Pull out every line below that contains the word "this".

+ + + + +

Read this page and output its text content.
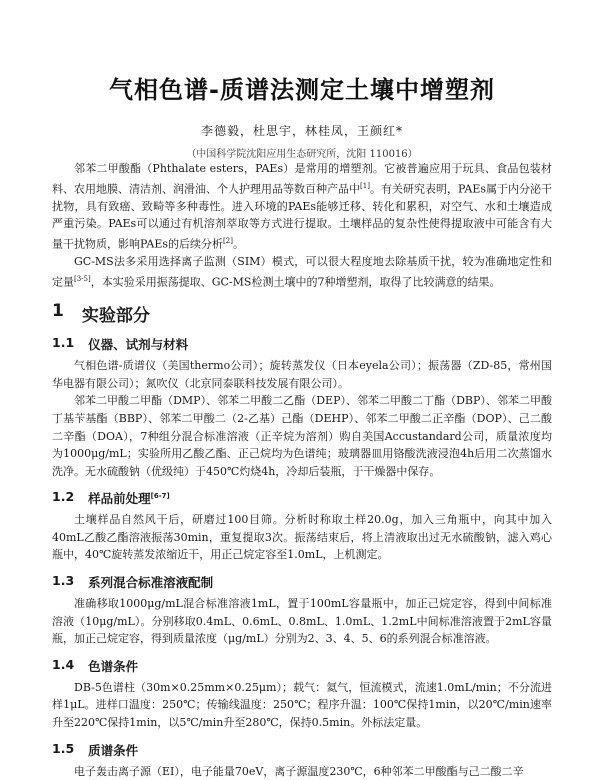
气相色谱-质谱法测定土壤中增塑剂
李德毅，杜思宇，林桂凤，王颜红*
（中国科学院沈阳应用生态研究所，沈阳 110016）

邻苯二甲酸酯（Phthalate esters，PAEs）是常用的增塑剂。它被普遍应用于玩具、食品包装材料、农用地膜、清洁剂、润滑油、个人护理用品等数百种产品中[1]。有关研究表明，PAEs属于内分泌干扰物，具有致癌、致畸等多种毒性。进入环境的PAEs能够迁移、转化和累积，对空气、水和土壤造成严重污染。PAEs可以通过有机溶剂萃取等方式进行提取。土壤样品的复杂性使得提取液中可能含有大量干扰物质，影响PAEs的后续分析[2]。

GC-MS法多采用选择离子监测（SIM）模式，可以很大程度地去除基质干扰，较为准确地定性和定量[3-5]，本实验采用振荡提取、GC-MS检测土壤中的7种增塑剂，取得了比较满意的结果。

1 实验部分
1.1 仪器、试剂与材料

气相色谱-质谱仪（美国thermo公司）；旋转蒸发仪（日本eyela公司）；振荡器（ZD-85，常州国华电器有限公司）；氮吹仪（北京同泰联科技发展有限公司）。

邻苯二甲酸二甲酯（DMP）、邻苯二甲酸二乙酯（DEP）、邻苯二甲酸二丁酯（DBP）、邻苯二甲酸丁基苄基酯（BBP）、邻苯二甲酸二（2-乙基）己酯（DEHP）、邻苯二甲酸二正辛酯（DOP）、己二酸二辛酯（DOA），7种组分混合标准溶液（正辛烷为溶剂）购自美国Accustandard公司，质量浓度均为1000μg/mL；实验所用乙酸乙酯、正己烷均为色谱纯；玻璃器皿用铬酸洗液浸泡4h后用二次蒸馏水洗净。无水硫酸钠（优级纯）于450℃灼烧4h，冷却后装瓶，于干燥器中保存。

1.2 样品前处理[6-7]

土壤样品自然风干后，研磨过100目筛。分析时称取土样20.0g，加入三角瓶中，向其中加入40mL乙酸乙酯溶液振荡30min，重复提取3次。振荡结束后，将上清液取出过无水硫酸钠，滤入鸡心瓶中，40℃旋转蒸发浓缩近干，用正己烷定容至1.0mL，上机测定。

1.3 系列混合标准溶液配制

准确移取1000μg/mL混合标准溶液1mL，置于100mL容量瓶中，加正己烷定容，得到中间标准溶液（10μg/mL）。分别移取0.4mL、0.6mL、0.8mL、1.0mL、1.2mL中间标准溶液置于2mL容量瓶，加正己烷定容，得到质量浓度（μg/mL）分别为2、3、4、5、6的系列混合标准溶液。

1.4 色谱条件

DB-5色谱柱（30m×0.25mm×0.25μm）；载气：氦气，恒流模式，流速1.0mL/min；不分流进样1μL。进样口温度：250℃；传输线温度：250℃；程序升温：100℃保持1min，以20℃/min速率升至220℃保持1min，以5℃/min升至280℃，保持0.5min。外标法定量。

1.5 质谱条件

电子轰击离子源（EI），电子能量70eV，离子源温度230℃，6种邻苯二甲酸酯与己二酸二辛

+ + + + +

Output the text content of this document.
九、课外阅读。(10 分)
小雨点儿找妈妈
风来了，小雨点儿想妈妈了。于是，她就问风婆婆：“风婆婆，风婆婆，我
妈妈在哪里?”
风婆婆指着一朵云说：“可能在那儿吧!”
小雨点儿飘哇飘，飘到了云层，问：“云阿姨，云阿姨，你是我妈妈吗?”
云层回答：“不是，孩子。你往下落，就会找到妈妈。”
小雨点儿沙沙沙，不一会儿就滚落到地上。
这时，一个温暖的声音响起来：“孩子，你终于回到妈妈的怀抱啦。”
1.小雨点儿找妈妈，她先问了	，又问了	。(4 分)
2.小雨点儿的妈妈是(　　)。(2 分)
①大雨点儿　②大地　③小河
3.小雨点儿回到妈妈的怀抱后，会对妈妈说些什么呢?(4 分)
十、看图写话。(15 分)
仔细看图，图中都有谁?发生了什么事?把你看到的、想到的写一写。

+ + + + +

◆ **WRITTEN RESPONSE**
Read this page and output its text content.
Output the text content of this document.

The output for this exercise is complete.